WRITTEN TASK: Show all lines holding the string "квартира".

Saved data entries:

§ §

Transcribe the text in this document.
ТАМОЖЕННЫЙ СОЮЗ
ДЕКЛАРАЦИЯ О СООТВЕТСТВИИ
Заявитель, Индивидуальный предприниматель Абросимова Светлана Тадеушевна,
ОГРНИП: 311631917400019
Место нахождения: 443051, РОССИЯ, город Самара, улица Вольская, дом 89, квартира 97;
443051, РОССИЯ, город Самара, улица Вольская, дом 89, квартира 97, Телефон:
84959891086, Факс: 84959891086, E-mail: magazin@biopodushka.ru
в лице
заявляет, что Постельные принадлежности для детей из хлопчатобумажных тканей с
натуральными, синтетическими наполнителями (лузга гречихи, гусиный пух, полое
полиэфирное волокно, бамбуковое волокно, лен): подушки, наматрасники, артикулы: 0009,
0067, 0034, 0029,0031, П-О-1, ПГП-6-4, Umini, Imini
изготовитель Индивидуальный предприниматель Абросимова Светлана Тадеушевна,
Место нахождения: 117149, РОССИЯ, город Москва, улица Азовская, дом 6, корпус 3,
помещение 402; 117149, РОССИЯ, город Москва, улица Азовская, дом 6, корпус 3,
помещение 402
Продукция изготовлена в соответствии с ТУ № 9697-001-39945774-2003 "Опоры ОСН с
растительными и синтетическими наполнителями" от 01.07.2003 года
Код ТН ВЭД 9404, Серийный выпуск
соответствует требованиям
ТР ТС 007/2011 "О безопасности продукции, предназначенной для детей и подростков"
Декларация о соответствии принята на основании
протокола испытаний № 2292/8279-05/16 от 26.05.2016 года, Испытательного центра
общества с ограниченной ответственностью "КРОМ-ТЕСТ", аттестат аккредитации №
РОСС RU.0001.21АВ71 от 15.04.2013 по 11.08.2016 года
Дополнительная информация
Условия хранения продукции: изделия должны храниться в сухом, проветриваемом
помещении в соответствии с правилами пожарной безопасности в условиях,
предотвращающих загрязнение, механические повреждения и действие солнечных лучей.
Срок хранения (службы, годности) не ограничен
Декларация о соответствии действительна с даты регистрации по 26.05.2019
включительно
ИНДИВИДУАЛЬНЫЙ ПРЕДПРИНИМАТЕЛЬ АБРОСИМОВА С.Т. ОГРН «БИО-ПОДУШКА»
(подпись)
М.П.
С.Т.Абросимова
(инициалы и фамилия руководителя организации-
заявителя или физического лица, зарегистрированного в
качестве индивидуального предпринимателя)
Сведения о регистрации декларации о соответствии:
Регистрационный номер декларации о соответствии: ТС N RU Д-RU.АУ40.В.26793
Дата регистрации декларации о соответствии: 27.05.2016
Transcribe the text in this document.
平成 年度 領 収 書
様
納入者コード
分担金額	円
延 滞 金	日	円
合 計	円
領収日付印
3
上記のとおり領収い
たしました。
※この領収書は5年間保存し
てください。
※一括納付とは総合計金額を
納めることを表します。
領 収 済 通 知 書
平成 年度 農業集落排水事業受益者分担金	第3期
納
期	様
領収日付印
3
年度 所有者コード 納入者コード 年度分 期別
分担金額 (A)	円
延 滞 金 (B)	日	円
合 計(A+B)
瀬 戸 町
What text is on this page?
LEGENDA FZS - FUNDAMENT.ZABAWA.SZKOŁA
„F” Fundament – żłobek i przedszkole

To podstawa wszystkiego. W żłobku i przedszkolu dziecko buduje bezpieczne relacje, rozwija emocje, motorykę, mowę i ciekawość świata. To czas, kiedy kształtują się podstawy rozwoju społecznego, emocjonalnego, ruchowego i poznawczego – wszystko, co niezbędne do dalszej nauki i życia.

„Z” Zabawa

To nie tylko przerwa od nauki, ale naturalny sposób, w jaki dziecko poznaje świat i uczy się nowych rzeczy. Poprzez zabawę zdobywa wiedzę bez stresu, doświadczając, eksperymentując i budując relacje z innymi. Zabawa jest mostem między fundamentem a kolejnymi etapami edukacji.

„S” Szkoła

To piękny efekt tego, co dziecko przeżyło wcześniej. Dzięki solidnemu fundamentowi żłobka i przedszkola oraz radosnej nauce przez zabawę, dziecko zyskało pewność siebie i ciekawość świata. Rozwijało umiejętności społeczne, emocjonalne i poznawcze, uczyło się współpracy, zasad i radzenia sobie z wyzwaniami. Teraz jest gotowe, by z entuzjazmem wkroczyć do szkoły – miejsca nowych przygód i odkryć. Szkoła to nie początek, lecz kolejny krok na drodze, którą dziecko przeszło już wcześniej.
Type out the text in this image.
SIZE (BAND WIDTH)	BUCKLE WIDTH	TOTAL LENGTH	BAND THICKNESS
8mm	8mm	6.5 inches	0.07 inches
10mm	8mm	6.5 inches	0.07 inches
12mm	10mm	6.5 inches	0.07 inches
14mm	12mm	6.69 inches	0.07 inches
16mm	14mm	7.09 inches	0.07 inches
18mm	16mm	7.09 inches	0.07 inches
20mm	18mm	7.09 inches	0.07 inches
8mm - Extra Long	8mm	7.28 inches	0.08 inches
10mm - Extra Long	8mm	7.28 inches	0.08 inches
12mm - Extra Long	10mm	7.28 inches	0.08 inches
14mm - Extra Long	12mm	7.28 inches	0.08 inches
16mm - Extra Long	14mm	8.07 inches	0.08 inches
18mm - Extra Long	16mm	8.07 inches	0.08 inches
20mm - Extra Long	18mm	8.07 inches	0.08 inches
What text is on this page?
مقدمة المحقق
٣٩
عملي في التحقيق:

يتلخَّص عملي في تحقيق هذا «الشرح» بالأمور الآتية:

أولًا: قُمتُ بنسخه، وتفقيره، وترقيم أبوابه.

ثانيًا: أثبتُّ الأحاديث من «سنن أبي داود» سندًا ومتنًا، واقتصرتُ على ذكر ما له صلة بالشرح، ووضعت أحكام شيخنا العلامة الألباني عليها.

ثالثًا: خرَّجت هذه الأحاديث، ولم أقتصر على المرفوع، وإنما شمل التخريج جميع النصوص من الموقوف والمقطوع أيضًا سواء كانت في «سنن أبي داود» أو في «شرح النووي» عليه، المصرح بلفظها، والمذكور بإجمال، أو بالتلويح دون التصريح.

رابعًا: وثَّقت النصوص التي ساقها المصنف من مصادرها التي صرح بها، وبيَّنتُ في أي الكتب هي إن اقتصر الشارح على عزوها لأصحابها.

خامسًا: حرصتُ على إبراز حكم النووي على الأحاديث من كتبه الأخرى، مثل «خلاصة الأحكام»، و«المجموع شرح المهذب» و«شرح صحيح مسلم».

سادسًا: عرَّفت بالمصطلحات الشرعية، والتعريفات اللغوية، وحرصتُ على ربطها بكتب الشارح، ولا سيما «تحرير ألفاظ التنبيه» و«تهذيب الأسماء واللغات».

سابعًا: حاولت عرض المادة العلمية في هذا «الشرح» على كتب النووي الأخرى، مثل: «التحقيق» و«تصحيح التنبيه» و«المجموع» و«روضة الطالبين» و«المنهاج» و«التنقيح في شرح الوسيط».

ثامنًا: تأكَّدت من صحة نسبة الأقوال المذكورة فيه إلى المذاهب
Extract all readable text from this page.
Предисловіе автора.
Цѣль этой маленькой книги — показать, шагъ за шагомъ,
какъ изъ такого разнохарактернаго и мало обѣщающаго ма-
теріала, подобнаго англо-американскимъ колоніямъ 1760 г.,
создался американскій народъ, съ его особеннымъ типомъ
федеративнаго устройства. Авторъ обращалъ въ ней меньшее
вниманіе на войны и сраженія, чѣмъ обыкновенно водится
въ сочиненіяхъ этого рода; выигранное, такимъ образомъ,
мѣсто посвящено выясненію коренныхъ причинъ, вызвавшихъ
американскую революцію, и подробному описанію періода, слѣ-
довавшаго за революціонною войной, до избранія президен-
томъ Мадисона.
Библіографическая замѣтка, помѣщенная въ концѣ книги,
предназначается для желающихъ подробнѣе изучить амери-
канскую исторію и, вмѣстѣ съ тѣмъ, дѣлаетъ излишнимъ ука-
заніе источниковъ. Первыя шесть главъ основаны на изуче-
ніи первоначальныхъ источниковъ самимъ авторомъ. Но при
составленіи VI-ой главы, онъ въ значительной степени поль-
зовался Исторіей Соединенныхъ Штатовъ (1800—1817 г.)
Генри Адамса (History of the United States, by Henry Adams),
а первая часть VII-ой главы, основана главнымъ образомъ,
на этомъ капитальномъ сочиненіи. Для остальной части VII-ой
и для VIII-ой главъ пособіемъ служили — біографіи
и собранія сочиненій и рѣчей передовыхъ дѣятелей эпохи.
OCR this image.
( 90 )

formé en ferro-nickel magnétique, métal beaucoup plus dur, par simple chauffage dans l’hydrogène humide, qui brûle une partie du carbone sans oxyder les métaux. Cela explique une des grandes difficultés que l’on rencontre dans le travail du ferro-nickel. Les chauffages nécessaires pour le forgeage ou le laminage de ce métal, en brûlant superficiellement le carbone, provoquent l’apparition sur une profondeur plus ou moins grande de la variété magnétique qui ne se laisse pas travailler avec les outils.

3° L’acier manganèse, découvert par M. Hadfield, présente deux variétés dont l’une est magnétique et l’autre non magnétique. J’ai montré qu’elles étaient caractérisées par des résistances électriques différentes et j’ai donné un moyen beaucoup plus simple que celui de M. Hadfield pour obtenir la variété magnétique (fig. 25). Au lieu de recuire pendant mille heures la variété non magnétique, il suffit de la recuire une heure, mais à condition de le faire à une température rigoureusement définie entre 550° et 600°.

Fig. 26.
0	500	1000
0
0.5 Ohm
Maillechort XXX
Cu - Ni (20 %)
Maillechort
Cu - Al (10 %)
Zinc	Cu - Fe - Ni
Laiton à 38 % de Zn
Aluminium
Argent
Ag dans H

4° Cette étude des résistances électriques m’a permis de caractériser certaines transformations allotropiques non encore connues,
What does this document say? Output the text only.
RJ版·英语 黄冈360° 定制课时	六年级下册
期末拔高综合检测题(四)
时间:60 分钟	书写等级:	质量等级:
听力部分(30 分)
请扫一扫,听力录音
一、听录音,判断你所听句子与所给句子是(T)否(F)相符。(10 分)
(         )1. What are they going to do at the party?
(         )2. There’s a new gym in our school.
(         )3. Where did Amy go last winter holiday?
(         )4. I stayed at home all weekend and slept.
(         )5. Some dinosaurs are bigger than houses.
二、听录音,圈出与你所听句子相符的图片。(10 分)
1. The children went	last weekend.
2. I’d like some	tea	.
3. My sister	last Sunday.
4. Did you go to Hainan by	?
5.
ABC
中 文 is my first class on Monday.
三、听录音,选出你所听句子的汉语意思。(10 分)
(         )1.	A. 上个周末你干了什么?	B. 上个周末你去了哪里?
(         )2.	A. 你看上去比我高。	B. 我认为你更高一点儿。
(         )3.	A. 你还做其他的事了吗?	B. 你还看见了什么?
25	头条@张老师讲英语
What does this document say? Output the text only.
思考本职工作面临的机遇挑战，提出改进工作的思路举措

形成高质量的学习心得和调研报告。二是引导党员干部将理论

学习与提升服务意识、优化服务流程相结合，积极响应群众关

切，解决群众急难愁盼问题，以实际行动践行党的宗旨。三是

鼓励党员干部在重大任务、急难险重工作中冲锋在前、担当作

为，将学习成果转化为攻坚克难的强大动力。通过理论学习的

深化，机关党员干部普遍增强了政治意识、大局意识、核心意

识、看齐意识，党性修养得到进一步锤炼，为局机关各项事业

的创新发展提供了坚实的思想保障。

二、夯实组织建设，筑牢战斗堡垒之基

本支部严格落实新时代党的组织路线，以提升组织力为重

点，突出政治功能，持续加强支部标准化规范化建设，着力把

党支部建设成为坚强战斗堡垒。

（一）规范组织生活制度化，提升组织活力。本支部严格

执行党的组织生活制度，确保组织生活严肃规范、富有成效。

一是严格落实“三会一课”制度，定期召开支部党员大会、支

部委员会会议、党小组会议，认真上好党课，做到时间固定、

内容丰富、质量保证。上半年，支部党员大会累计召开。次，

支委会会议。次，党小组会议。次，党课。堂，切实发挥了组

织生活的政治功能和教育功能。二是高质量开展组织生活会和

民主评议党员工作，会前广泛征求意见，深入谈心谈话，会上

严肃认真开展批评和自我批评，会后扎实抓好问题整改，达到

§ §

REPLY TO THE TASK:
Место нахождения: 443051, РОССИЯ, город Самара, улица Вольская, дом 89, квартира 97;
443051, РОССИЯ, город Самара, улица Вольская, дом 89, квартира 97, Телефон:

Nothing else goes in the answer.